-- start Materials provided --
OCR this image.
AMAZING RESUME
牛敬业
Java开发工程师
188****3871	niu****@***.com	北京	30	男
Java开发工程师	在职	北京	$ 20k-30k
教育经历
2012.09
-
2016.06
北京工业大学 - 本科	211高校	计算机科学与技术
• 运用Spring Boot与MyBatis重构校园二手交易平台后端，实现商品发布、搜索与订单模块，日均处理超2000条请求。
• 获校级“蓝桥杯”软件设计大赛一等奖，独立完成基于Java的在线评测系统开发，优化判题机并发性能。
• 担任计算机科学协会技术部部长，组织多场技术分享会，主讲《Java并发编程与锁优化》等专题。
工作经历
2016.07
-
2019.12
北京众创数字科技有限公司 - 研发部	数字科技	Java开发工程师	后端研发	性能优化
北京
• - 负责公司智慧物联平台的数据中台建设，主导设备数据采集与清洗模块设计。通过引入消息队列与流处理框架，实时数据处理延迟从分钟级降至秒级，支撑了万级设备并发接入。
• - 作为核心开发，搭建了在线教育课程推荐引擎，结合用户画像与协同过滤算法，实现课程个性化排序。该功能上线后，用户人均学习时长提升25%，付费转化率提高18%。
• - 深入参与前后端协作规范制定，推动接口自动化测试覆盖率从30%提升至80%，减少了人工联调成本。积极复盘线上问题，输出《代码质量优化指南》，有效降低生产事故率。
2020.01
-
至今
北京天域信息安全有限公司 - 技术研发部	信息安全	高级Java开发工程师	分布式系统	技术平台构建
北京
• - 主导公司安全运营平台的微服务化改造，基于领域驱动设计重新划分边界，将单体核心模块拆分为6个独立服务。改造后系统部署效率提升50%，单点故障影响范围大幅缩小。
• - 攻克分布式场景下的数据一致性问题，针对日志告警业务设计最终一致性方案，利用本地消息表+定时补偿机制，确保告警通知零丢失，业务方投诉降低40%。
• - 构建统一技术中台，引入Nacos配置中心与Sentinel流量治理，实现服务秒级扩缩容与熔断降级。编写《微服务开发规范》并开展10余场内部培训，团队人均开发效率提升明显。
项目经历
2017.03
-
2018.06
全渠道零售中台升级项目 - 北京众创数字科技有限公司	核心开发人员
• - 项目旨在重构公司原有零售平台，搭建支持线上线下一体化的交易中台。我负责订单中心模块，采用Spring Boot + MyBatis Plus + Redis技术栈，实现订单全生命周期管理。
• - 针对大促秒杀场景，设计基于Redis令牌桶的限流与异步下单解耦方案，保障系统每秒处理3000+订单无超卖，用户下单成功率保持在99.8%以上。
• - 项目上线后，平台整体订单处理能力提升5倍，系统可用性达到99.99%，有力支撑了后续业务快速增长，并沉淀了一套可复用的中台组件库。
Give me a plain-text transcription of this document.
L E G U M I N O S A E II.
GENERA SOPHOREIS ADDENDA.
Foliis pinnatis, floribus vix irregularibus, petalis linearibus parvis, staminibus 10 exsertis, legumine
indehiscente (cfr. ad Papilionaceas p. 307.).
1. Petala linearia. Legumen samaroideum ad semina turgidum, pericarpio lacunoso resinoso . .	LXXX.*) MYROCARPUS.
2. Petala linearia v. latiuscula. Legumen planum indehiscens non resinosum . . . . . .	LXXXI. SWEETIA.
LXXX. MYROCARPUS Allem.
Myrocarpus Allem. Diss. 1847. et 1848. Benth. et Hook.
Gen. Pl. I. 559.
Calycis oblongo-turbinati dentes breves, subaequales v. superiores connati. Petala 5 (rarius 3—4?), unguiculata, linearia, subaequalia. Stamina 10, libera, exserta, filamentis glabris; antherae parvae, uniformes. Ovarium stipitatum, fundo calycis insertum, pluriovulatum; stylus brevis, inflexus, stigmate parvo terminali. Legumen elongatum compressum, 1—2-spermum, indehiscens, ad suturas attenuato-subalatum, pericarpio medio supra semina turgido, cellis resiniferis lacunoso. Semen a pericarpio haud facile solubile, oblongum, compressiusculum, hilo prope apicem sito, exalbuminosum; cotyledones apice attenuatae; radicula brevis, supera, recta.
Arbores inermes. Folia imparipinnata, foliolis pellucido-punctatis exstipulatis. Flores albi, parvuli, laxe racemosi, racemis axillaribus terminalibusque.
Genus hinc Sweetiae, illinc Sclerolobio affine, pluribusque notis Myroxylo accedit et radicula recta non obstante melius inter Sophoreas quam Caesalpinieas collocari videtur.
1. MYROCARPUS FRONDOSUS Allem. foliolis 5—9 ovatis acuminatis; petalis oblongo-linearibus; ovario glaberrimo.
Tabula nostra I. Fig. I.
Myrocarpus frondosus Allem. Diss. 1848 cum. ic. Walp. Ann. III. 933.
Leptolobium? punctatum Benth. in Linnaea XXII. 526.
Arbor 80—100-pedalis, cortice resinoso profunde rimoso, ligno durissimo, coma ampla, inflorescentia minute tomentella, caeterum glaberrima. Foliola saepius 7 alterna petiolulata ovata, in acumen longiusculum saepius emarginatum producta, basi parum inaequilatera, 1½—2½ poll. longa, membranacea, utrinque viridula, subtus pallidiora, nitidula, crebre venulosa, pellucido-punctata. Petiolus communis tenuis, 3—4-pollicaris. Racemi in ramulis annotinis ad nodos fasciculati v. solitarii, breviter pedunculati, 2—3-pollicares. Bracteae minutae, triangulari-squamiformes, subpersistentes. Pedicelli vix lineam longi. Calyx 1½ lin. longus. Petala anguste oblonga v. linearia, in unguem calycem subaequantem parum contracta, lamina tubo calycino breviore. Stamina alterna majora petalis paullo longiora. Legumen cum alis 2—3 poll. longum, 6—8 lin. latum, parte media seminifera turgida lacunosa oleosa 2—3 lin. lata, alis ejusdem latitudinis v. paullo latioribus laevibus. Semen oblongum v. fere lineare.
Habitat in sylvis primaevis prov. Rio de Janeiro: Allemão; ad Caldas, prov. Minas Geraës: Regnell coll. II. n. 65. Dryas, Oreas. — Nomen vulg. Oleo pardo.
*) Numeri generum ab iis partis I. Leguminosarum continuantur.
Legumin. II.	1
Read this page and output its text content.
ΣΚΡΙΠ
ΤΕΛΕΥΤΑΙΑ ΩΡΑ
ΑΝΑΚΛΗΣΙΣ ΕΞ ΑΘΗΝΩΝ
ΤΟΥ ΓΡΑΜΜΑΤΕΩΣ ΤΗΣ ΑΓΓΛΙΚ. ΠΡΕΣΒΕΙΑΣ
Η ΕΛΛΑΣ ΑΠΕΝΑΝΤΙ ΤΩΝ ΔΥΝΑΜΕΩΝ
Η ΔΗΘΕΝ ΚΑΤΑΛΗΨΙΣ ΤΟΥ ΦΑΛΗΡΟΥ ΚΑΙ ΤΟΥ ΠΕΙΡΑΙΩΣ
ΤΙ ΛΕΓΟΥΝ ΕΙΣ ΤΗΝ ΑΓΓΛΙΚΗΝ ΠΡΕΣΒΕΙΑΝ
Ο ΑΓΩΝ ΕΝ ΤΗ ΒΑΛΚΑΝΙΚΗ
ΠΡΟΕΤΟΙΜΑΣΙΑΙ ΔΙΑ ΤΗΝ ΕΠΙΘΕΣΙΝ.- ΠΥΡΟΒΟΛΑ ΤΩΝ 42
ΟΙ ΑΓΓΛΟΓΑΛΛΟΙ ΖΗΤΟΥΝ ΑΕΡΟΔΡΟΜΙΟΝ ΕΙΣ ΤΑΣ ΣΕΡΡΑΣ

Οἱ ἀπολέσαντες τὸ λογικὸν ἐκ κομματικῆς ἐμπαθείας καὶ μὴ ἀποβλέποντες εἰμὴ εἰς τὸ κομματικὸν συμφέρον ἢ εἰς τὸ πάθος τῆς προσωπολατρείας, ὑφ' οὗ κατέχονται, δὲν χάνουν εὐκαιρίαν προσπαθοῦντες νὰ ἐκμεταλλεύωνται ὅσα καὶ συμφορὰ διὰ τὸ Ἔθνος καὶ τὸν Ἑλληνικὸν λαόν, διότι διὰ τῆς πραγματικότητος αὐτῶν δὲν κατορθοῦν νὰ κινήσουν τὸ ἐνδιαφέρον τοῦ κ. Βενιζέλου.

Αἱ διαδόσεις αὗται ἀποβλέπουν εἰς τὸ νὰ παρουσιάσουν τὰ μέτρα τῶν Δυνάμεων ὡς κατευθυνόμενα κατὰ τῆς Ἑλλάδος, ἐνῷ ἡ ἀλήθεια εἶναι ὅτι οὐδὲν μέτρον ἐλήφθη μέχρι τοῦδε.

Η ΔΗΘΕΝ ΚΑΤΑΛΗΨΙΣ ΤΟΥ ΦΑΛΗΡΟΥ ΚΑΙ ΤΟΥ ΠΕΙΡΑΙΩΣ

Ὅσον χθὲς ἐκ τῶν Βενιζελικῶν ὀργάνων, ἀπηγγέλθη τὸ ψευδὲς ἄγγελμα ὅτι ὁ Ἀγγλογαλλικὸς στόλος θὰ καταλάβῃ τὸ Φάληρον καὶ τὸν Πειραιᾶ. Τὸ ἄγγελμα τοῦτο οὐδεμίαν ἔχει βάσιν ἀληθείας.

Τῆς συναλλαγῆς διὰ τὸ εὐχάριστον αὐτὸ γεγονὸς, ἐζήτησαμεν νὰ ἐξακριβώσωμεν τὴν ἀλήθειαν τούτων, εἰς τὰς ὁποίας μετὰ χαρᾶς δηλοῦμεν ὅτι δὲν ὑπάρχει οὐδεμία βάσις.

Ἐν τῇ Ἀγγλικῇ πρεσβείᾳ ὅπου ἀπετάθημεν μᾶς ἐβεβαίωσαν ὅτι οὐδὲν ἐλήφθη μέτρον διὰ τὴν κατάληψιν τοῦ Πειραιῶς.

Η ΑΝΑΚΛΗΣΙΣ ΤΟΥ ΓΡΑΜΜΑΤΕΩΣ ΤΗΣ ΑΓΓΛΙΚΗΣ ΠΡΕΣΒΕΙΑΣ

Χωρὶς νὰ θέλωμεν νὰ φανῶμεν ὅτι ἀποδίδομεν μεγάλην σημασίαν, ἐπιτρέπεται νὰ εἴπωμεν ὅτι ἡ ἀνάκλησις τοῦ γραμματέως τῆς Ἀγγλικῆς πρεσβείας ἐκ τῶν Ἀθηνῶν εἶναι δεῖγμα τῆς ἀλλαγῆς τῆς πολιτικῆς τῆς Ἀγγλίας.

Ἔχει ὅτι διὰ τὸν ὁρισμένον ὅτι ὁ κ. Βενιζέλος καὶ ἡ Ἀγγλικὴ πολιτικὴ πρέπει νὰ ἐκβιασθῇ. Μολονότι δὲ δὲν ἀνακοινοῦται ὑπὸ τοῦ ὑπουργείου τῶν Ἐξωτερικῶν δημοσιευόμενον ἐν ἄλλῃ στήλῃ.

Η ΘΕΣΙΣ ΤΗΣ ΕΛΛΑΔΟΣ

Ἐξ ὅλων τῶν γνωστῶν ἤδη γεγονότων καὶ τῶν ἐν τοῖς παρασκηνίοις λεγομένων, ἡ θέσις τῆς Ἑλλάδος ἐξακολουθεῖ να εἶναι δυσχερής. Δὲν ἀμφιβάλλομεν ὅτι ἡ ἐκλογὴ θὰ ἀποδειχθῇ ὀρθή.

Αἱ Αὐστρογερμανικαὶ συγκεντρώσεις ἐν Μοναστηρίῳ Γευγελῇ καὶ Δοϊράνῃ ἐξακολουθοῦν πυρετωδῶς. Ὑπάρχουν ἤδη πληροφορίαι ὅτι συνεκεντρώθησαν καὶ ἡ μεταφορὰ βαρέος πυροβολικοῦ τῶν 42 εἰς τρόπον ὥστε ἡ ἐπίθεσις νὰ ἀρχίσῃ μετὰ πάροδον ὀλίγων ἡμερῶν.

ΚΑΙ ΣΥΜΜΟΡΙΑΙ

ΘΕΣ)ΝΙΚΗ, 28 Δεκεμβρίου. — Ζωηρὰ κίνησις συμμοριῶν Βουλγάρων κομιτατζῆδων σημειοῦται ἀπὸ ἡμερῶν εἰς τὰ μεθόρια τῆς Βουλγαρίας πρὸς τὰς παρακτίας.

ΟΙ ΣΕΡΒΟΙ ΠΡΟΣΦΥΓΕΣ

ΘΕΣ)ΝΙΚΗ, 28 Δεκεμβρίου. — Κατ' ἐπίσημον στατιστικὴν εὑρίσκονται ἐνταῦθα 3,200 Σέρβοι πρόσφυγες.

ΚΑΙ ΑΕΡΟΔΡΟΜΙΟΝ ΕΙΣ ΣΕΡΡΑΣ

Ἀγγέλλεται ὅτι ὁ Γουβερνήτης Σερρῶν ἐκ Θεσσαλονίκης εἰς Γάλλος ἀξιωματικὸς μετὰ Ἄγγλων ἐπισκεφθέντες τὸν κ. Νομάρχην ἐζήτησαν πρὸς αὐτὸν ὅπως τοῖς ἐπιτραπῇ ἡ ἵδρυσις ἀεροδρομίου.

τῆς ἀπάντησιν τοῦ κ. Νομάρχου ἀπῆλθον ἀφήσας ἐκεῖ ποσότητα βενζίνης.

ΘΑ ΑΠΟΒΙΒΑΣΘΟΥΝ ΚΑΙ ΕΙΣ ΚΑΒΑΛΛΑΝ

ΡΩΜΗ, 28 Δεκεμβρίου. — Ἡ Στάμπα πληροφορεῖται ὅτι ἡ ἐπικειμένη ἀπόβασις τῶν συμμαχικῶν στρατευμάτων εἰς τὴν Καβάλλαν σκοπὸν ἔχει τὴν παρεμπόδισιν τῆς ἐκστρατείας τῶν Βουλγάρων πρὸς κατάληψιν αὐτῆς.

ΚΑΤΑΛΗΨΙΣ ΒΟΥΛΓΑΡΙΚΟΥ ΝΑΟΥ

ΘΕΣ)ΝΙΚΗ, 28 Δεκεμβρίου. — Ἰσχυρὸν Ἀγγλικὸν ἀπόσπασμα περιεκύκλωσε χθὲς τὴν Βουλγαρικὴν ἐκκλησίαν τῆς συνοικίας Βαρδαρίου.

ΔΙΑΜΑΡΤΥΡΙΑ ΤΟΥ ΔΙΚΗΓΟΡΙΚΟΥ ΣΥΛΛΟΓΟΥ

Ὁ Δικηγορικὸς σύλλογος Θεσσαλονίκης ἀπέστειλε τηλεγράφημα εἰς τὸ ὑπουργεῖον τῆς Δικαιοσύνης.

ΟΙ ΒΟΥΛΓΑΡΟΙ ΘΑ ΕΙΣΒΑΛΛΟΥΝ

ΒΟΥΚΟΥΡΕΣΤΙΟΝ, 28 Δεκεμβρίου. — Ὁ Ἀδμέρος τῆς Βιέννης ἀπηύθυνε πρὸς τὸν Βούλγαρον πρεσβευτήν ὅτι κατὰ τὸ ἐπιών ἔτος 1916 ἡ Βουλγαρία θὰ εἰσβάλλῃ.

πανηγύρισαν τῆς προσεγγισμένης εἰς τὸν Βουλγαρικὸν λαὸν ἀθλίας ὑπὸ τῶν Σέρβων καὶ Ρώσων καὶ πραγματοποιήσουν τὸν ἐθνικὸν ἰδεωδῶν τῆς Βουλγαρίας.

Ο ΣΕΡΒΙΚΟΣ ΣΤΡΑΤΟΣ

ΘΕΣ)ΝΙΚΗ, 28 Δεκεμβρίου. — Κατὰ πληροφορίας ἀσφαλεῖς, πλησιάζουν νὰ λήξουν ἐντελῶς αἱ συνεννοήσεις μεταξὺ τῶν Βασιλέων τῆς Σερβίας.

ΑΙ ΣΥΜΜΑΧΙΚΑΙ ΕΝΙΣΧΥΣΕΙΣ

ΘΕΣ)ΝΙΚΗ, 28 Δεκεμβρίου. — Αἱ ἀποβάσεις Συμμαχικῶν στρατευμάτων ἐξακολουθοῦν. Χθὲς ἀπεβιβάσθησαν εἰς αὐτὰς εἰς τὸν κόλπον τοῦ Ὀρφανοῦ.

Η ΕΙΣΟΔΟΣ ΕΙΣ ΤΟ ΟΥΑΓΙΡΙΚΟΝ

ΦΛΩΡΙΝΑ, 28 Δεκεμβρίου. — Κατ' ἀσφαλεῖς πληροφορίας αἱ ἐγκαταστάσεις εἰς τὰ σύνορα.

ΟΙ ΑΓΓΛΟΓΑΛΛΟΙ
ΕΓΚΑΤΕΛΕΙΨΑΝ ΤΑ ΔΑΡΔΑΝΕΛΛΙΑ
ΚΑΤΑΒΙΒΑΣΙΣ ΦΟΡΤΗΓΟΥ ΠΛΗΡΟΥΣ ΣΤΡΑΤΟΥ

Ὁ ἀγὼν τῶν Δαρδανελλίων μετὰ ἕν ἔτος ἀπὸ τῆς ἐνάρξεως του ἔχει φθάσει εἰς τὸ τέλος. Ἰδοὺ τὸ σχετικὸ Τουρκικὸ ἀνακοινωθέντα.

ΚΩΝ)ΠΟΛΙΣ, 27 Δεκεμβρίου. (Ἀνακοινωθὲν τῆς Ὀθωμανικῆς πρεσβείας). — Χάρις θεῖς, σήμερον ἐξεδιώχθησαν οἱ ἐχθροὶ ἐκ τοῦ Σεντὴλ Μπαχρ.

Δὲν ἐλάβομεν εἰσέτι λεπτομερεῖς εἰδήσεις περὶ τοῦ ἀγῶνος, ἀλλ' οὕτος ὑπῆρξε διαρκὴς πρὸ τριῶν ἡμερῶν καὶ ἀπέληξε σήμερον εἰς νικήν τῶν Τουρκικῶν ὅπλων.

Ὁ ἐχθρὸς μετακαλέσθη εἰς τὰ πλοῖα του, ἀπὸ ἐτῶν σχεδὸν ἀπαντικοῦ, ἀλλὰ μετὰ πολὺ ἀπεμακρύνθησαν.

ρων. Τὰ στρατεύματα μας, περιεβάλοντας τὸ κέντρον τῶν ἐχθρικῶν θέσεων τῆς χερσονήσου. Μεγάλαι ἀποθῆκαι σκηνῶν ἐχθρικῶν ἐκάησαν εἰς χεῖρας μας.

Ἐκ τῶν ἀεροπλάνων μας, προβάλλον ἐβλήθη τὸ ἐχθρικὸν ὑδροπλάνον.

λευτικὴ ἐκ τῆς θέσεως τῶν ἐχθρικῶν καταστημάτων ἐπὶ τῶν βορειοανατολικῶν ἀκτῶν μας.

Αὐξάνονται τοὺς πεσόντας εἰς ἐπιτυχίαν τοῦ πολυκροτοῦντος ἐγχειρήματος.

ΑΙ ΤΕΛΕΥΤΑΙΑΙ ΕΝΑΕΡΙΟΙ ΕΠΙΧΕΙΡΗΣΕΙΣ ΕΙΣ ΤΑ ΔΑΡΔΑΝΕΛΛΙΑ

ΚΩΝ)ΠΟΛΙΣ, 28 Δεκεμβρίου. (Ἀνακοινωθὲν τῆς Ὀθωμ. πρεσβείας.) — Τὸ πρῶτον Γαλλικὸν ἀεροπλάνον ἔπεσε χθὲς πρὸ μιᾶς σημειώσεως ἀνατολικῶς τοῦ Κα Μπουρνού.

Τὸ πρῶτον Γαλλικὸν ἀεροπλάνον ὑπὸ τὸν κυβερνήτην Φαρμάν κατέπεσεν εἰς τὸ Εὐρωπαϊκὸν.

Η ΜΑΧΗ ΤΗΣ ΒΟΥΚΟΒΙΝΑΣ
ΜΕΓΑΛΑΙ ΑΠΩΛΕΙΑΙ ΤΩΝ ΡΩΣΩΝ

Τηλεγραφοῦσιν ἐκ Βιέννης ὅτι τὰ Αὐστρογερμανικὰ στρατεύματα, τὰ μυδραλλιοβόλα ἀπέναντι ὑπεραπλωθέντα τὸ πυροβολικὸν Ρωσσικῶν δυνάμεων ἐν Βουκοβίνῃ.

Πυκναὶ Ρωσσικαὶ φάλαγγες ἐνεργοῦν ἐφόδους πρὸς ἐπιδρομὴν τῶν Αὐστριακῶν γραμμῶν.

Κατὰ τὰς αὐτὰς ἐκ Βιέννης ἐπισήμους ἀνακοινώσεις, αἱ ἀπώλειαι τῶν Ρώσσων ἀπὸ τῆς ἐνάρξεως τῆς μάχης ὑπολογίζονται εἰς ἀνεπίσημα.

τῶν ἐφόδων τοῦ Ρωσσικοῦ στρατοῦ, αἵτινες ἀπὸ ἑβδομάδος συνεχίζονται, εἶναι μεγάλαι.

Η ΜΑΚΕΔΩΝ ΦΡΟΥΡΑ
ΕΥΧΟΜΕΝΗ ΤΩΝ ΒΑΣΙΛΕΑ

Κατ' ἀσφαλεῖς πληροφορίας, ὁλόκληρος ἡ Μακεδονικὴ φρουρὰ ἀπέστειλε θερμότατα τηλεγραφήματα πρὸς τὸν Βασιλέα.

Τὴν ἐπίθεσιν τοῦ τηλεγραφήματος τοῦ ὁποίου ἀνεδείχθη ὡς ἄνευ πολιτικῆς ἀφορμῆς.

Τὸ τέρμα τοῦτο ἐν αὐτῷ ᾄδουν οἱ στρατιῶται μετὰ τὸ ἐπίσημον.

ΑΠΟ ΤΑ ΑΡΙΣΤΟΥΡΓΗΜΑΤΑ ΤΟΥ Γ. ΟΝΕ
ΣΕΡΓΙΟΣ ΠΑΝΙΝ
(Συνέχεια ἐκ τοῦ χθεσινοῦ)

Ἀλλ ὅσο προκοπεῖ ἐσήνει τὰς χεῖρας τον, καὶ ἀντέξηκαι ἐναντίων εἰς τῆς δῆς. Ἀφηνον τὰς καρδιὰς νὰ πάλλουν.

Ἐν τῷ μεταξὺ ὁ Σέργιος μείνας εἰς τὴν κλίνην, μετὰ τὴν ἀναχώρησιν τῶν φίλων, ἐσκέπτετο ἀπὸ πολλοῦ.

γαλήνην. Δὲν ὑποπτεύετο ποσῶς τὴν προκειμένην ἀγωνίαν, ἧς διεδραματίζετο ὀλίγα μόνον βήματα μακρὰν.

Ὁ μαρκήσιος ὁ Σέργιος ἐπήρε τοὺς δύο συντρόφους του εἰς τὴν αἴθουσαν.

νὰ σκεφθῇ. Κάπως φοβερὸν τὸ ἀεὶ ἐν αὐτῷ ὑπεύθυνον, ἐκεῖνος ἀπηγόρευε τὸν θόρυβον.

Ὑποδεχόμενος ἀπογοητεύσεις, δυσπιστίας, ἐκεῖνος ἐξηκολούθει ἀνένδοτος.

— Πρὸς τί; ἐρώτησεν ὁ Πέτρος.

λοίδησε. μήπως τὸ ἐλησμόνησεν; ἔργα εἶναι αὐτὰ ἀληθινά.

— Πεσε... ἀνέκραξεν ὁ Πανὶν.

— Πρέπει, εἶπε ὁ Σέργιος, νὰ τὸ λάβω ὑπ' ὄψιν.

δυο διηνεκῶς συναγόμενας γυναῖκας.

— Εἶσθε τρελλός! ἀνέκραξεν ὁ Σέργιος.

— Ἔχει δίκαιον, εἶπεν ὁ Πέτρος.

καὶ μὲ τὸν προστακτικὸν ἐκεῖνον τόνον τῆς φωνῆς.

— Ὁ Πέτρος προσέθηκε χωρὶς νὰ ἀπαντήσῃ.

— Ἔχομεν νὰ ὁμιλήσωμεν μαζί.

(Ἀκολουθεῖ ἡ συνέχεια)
-- end Materials provided --
— What you are asked to do —
Gather each line of the listing containing the word "ΣΕΡΡΑΣ" and show it.

— Reply to the exercise —
ΟΙ ΑΓΓΛΟΓΑΛΛΟΙ ΖΗΤΟΥΝ ΑΕΡΟΔΡΟΜΙΟΝ ΕΙΣ ΤΑΣ ΣΕΡΡΑΣ
ΚΑΙ ΑΕΡΟΔΡΟΜΙΟΝ ΕΙΣ ΣΕΡΡΑΣ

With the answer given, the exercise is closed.